● **Your goal**
Compute the number of lines that include the string "Count", then output that number and nothing else.

● **Data supplied**

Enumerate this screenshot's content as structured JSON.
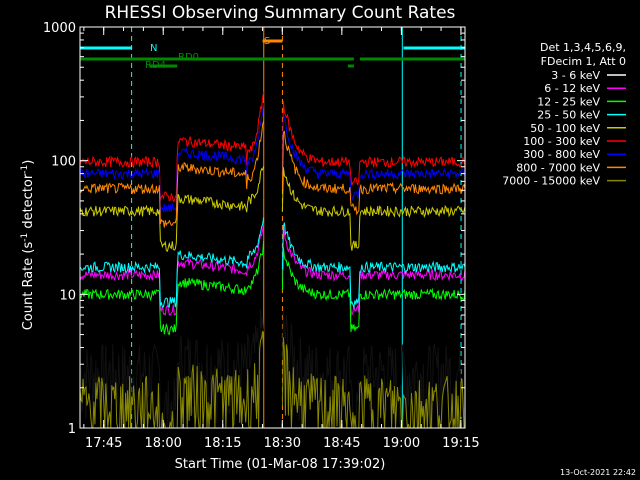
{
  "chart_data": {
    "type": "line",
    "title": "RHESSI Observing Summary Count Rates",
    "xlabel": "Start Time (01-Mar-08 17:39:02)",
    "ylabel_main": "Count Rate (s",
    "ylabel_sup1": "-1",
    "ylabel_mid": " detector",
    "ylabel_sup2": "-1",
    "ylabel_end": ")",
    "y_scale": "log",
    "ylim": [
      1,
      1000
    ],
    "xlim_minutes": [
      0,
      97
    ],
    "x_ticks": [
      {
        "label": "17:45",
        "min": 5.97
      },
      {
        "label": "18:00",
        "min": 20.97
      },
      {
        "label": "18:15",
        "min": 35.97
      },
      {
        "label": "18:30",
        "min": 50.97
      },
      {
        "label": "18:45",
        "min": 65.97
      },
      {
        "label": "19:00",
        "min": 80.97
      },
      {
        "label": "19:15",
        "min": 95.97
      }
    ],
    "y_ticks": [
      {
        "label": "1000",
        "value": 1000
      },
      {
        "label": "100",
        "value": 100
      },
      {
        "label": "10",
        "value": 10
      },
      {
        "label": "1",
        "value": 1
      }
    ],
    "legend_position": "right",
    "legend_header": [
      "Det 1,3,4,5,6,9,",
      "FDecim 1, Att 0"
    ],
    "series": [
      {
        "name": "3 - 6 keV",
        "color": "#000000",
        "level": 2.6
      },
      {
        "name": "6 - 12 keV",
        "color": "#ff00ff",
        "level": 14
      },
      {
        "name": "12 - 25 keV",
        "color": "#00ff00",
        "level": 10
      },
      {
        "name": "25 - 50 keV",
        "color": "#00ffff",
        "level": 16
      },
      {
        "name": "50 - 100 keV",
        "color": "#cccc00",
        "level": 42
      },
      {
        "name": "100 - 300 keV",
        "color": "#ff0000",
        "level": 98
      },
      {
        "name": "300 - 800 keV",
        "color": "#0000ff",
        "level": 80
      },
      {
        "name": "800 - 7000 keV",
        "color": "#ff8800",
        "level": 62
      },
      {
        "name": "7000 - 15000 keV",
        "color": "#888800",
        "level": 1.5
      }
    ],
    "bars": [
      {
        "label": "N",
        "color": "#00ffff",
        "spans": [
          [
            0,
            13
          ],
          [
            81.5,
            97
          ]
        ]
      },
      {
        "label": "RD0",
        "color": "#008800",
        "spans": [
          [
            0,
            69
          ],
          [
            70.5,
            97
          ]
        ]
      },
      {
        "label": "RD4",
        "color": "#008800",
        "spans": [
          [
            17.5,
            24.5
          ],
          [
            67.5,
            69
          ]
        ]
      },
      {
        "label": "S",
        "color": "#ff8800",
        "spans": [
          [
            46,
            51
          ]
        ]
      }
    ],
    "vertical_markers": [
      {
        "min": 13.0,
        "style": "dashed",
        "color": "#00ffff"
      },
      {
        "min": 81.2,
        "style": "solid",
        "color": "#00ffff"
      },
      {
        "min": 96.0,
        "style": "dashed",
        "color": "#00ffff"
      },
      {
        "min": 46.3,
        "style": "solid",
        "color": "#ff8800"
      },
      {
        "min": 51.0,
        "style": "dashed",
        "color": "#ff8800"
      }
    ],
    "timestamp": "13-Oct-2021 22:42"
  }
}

==

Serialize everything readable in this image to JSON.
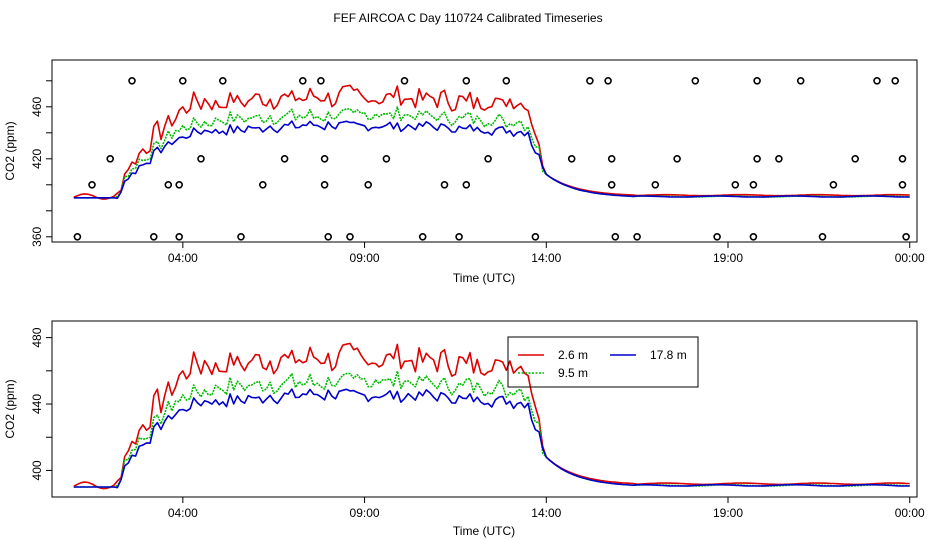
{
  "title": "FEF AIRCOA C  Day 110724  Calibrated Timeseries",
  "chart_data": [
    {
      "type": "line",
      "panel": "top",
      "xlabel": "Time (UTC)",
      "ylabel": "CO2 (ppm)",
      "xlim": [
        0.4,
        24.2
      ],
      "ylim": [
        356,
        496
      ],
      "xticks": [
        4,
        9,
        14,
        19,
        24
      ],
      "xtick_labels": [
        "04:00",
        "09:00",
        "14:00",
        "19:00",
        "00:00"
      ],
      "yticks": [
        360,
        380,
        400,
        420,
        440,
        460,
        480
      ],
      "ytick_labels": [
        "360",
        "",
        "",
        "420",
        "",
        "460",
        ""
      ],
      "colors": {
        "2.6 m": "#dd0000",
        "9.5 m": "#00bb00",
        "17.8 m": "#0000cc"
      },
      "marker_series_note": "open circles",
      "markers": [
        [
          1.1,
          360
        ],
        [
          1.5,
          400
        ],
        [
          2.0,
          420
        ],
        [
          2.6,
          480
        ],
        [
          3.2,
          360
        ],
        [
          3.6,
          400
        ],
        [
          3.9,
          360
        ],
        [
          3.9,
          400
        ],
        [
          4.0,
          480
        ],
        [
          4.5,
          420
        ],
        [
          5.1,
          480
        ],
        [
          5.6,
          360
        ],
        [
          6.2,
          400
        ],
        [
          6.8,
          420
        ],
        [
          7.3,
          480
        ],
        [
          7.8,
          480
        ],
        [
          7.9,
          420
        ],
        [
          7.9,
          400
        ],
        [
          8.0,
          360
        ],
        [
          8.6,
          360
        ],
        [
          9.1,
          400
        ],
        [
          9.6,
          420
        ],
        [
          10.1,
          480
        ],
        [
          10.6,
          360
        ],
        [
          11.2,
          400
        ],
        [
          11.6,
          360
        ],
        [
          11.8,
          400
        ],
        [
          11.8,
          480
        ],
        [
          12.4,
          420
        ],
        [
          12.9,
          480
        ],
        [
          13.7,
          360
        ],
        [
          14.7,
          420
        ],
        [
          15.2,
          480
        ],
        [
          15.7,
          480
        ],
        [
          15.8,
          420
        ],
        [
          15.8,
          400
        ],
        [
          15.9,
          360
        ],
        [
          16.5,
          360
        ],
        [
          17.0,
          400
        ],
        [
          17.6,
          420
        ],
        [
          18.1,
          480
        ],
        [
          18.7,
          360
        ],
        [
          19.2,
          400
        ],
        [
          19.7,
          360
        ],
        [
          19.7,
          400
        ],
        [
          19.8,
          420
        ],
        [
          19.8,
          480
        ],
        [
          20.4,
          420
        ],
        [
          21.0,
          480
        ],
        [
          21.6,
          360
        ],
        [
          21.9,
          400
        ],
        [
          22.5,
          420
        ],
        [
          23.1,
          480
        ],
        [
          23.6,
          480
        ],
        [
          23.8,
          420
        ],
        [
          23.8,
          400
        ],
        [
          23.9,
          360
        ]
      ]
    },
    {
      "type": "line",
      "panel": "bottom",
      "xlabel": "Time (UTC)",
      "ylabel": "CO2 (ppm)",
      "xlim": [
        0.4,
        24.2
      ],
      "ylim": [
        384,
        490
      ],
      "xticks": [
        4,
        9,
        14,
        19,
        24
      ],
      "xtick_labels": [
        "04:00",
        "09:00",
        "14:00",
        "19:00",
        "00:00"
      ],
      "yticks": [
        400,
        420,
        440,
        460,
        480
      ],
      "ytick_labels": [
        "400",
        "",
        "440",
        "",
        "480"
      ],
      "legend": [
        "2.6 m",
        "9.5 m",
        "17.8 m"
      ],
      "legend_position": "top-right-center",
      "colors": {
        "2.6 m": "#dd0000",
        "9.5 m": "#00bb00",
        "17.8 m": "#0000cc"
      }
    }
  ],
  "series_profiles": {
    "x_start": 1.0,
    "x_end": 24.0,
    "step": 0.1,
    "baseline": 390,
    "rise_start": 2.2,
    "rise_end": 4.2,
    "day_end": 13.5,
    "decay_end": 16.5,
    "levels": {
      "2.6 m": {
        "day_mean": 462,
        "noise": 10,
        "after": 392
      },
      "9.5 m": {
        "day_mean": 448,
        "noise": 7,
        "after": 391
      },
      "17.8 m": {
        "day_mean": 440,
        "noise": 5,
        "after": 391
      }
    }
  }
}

● **Solution to this problem**
2